--- start of ENTRIES PROVIDED ---
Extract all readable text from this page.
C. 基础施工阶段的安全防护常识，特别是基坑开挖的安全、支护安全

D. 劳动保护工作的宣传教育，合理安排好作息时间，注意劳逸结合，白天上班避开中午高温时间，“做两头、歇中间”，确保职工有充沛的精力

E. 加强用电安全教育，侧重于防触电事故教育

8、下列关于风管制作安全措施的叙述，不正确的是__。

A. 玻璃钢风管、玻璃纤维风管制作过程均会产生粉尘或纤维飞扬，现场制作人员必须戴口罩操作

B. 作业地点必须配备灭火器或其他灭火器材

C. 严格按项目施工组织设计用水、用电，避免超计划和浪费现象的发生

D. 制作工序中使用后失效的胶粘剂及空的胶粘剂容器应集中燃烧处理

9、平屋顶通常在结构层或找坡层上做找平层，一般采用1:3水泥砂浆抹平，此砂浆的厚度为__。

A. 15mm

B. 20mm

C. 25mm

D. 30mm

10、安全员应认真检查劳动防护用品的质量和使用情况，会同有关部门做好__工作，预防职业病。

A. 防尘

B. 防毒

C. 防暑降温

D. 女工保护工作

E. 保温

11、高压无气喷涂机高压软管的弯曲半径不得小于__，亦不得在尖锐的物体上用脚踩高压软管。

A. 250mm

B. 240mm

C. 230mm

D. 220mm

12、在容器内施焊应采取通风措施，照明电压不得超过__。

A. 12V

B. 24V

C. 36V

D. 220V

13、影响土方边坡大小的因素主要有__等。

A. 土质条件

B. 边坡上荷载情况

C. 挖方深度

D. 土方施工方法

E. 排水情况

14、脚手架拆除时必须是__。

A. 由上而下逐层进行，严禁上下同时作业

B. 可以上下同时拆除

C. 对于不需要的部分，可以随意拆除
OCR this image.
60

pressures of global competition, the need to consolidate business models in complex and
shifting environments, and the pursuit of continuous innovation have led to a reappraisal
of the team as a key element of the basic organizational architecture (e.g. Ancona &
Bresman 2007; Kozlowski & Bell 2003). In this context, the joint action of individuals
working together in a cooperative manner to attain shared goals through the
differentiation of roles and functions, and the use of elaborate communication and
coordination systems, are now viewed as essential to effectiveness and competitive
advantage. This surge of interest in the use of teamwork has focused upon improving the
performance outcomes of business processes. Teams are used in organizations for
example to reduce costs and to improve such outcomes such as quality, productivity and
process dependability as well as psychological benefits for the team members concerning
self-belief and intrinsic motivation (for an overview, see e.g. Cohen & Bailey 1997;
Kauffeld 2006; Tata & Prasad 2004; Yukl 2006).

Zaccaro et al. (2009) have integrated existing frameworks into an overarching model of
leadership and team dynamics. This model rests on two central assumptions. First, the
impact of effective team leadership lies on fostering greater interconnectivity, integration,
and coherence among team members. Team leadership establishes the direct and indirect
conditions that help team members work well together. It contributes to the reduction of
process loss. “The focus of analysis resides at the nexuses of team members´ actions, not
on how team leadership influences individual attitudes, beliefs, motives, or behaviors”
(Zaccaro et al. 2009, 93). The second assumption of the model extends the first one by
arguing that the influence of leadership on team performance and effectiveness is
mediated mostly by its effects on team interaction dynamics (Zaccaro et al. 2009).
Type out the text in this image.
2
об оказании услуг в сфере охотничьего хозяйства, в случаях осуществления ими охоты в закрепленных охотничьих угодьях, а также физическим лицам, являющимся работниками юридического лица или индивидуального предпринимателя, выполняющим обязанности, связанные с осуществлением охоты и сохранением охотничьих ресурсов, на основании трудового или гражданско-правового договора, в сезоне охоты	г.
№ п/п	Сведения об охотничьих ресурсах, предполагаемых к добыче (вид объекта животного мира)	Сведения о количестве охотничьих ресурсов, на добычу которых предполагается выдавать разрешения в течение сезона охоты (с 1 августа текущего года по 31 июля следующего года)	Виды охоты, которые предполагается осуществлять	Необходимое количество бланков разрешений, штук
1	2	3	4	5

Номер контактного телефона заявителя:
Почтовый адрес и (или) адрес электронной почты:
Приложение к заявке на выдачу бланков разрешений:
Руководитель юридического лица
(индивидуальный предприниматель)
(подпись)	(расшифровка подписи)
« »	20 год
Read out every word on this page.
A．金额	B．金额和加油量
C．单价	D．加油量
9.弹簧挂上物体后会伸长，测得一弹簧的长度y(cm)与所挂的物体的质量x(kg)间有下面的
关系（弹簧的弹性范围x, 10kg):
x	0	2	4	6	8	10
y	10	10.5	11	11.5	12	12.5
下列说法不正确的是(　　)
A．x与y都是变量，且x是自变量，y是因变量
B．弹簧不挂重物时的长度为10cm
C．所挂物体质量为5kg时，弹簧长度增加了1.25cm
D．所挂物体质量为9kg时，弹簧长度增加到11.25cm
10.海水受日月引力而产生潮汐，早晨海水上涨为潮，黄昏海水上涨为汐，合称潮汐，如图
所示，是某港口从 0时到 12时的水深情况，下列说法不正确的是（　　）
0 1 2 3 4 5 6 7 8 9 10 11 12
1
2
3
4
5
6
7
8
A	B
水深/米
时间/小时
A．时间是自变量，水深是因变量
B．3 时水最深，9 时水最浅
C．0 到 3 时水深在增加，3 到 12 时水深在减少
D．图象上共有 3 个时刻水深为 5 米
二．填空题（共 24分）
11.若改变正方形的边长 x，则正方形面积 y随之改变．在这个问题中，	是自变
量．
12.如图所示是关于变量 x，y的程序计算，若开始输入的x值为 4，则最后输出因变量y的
--- end of ENTRIES PROVIDED ---
• **GIVEN PROBLEM**:
Scan the data for the word "that" and copy every line where it shows up.

• **OUTPUT**:
conditions that help team members work well together. It contributes to the reduction of
arguing that the influence of leadership on team performance and effectiveness is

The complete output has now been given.